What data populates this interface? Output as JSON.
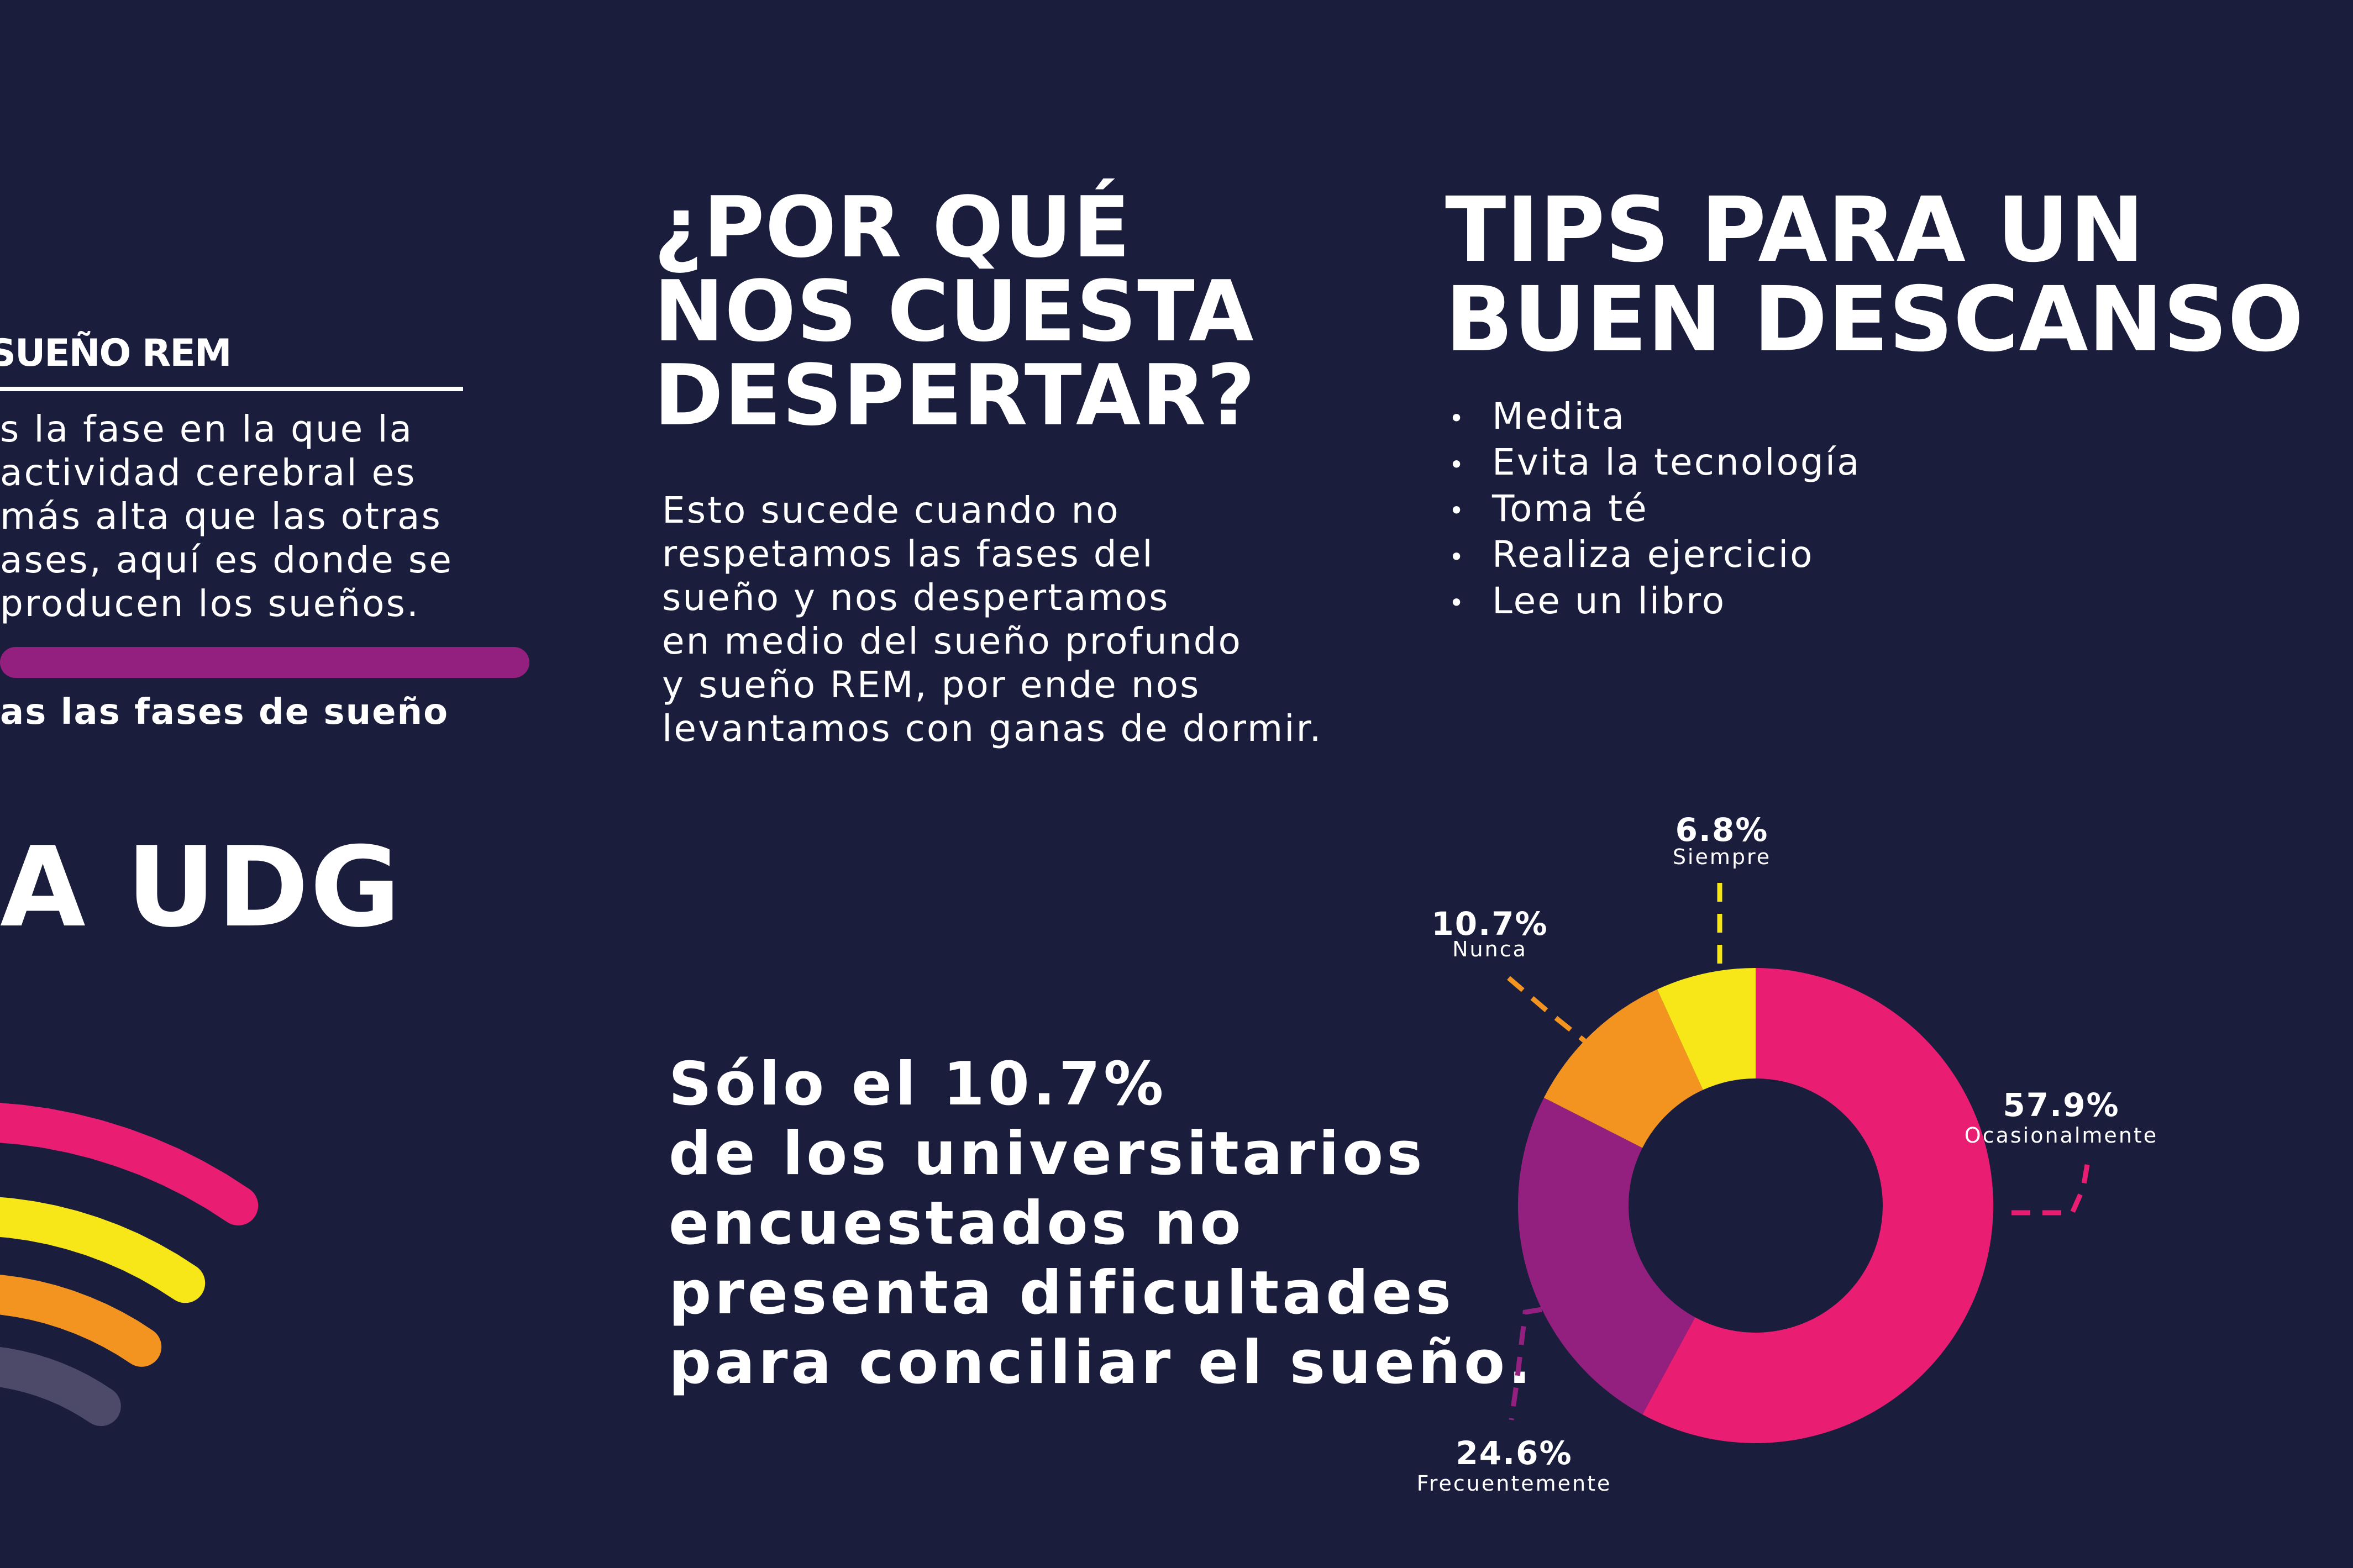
{
  "rem": {
    "title": "SUEÑO REM",
    "lines": [
      "s la fase en la que la",
      "actividad cerebral es",
      "más alta que las otras",
      "ases, aquí es donde se",
      "producen los sueños."
    ]
  },
  "phases_caption": "as las fases de sueño",
  "udg_title": "A UDG",
  "why": {
    "title": "¿POR QUÉ\nNOS CUESTA\nDESPERTAR?",
    "lines": [
      "Esto sucede cuando no",
      "respetamos las fases del",
      "sueño y nos despertamos",
      "en medio del sueño profundo",
      "y sueño REM, por ende nos",
      "levantamos con ganas de dormir."
    ]
  },
  "tips": {
    "title": "TIPS PARA UN\nBUEN DESCANSO",
    "bullet": "•",
    "items": [
      "Medita",
      "Evita la tecnología",
      "Toma té",
      "Realiza ejercicio",
      "Lee un libro"
    ]
  },
  "stat_lines": [
    "Sólo el 10.7%",
    "de los universitarios",
    "encuestados no",
    "presenta dificultades",
    "para conciliar el sueño."
  ],
  "arc_colors": [
    "#e91e73",
    "#f7e618",
    "#f39421",
    "#4d4968"
  ],
  "chart_data": {
    "type": "pie",
    "donut": true,
    "start": "top",
    "direction": "clockwise",
    "slices": [
      {
        "label": "Ocasionalmente",
        "value": 57.9,
        "value_label": "57.9%",
        "color": "#e91e73"
      },
      {
        "label": "Frecuentemente",
        "value": 24.6,
        "value_label": "24.6%",
        "color": "#93207e"
      },
      {
        "label": "Nunca",
        "value": 10.7,
        "value_label": "10.7%",
        "color": "#f39421"
      },
      {
        "label": "Siempre",
        "value": 6.8,
        "value_label": "6.8%",
        "color": "#f7e618"
      }
    ]
  }
}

---

**STATED PROBLEM:** In your copy of the listing above, reproduce each line exactly and omit all pictures.

**WRITTEN ANSWER:**
What data populates this interface? Output as JSON.
{
  "rem": {
    "title": "SUEÑO REM",
    "lines": [
      "s la fase en la que la",
      "actividad cerebral es",
      "más alta que las otras",
      "ases, aquí es donde se",
      "producen los sueños."
    ]
  },
  "phases_caption": "as las fases de sueño",
  "udg_title": "A UDG",
  "why": {
    "title": "¿POR QUÉ\nNOS CUESTA\nDESPERTAR?",
    "lines": [
      "Esto sucede cuando no",
      "respetamos las fases del",
      "sueño y nos despertamos",
      "en medio del sueño profundo",
      "y sueño REM, por ende nos",
      "levantamos con ganas de dormir."
    ]
  },
  "tips": {
    "title": "TIPS PARA UN\nBUEN DESCANSO",
    "bullet": "•",
    "items": [
      "Medita",
      "Evita la tecnología",
      "Toma té",
      "Realiza ejercicio",
      "Lee un libro"
    ]
  },
  "stat_lines": [
    "Sólo el 10.7%",
    "de los universitarios",
    "encuestados no",
    "presenta dificultades",
    "para conciliar el sueño."
  ],
  "arc_colors": [
    "#e91e73",
    "#f7e618",
    "#f39421",
    "#4d4968"
  ],
  "chart_data": {
    "type": "pie",
    "donut": true,
    "start": "top",
    "direction": "clockwise",
    "slices": [
      {
        "label": "Ocasionalmente",
        "value": 57.9,
        "value_label": "57.9%",
        "color": "#e91e73"
      },
      {
        "label": "Frecuentemente",
        "value": 24.6,
        "value_label": "24.6%",
        "color": "#93207e"
      },
      {
        "label": "Nunca",
        "value": 10.7,
        "value_label": "10.7%",
        "color": "#f39421"
      },
      {
        "label": "Siempre",
        "value": 6.8,
        "value_label": "6.8%",
        "color": "#f7e618"
      }
    ]
  }
}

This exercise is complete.